> YOUR GOAL
Pictures stay out; everything else in the records below is copied exactly.

> DATA FOR THIS EXERCISE
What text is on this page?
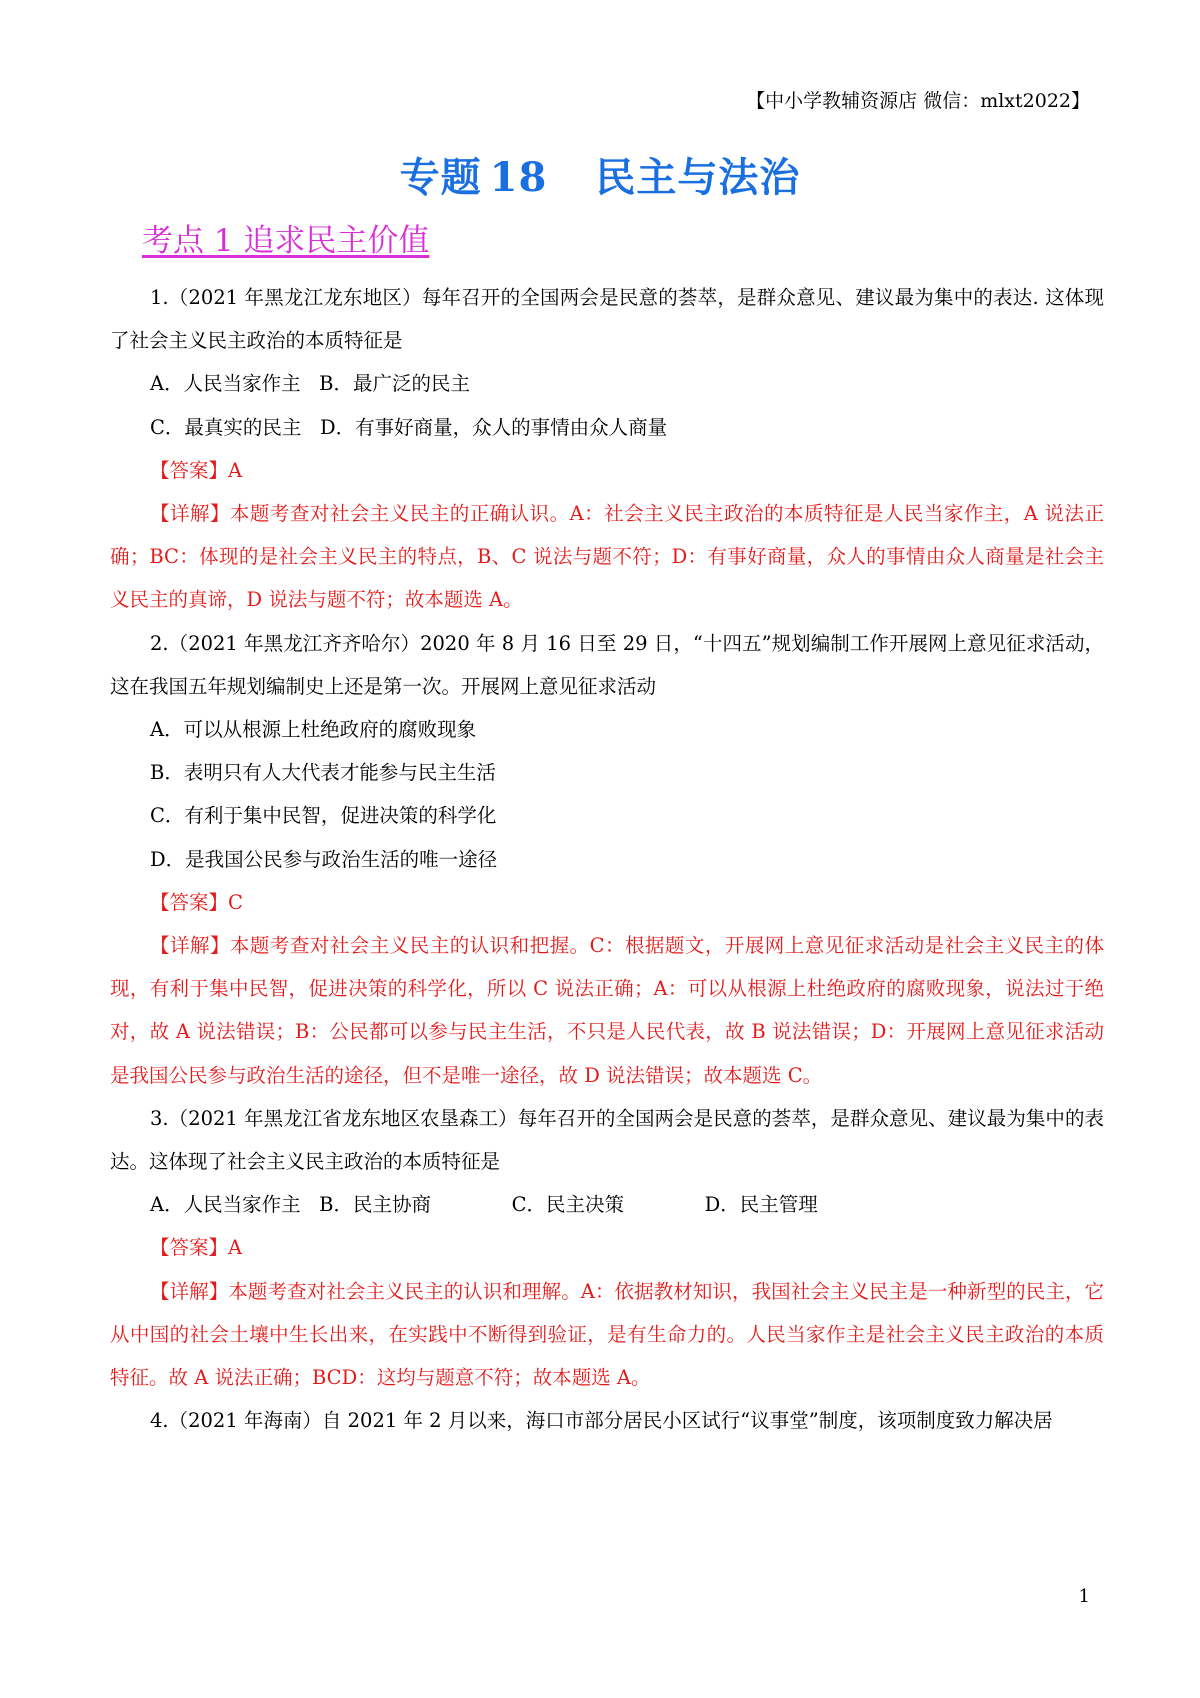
【中小学教辅资源店 微信：mlxt2022】
专题 18 民主与法治
考点 1 追求民主价值

1.（2021 年黑龙江龙东地区）每年召开的全国两会是民意的荟萃，是群众意见、建议最为集中的表达. 这体现了社会主义民主政治的本质特征是

A．人民当家作主   B．最广泛的民主

C．最真实的民主   D．有事好商量，众人的事情由众人商量

【答案】A

【详解】本题考查对社会主义民主的正确认识。A：社会主义民主政治的本质特征是人民当家作主，A 说法正确；BC：体现的是社会主义民主的特点，B、C 说法与题不符；D：有事好商量，众人的事情由众人商量是社会主义民主的真谛，D 说法与题不符；故本题选 A。

2.（2021 年黑龙江齐齐哈尔）2020 年 8 月 16 日至 29 日，“十四五”规划编制工作开展网上意见征求活动，这在我国五年规划编制史上还是第一次。开展网上意见征求活动

A．可以从根源上杜绝政府的腐败现象

B．表明只有人大代表才能参与民主生活

C．有利于集中民智，促进决策的科学化

D．是我国公民参与政治生活的唯一途径

【答案】C

【详解】本题考查对社会主义民主的认识和把握。C：根据题文，开展网上意见征求活动是社会主义民主的体现，有利于集中民智，促进决策的科学化，所以 C 说法正确；A：可以从根源上杜绝政府的腐败现象，说法过于绝对，故 A 说法错误；B：公民都可以参与民主生活，不只是人民代表，故 B 说法错误；D：开展网上意见征求活动是我国公民参与政治生活的途径，但不是唯一途径，故 D 说法错误；故本题选 C。

3.（2021 年黑龙江省龙东地区农垦森工）每年召开的全国两会是民意的荟萃，是群众意见、建议最为集中的表达。这体现了社会主义民主政治的本质特征是

A．人民当家作主   B．民主协商             C．民主决策             D．民主管理

【答案】A

【详解】本题考查对社会主义民主的认识和理解。A：依据教材知识，我国社会主义民主是一种新型的民主，它从中国的社会土壤中生长出来，在实践中不断得到验证，是有生命力的。人民当家作主是社会主义民主政治的本质特征。故 A 说法正确；BCD：这均与题意不符；故本题选 A。

4.（2021 年海南）自 2021 年 2 月以来，海口市部分居民小区试行“议事堂”制度，该项制度致力解决居

1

> FULL OUTPUT
What text is on this page?
【中小学教辅资源店 微信：mlxt2022】
专题 18 民主与法治
考点 1 追求民主价值

1.（2021 年黑龙江龙东地区）每年召开的全国两会是民意的荟萃，是群众意见、建议最为集中的表达. 这体现了社会主义民主政治的本质特征是

A．人民当家作主   B．最广泛的民主

C．最真实的民主   D．有事好商量，众人的事情由众人商量

【答案】A

【详解】本题考查对社会主义民主的正确认识。A：社会主义民主政治的本质特征是人民当家作主，A 说法正确；BC：体现的是社会主义民主的特点，B、C 说法与题不符；D：有事好商量，众人的事情由众人商量是社会主义民主的真谛，D 说法与题不符；故本题选 A。

2.（2021 年黑龙江齐齐哈尔）2020 年 8 月 16 日至 29 日，“十四五”规划编制工作开展网上意见征求活动，这在我国五年规划编制史上还是第一次。开展网上意见征求活动

A．可以从根源上杜绝政府的腐败现象

B．表明只有人大代表才能参与民主生活

C．有利于集中民智，促进决策的科学化

D．是我国公民参与政治生活的唯一途径

【答案】C

【详解】本题考查对社会主义民主的认识和把握。C：根据题文，开展网上意见征求活动是社会主义民主的体现，有利于集中民智，促进决策的科学化，所以 C 说法正确；A：可以从根源上杜绝政府的腐败现象，说法过于绝对，故 A 说法错误；B：公民都可以参与民主生活，不只是人民代表，故 B 说法错误；D：开展网上意见征求活动是我国公民参与政治生活的途径，但不是唯一途径，故 D 说法错误；故本题选 C。

3.（2021 年黑龙江省龙东地区农垦森工）每年召开的全国两会是民意的荟萃，是群众意见、建议最为集中的表达。这体现了社会主义民主政治的本质特征是

A．人民当家作主   B．民主协商             C．民主决策             D．民主管理

【答案】A

【详解】本题考查对社会主义民主的认识和理解。A：依据教材知识，我国社会主义民主是一种新型的民主，它从中国的社会土壤中生长出来，在实践中不断得到验证，是有生命力的。人民当家作主是社会主义民主政治的本质特征。故 A 说法正确；BCD：这均与题意不符；故本题选 A。

4.（2021 年海南）自 2021 年 2 月以来，海口市部分居民小区试行“议事堂”制度，该项制度致力解决居

1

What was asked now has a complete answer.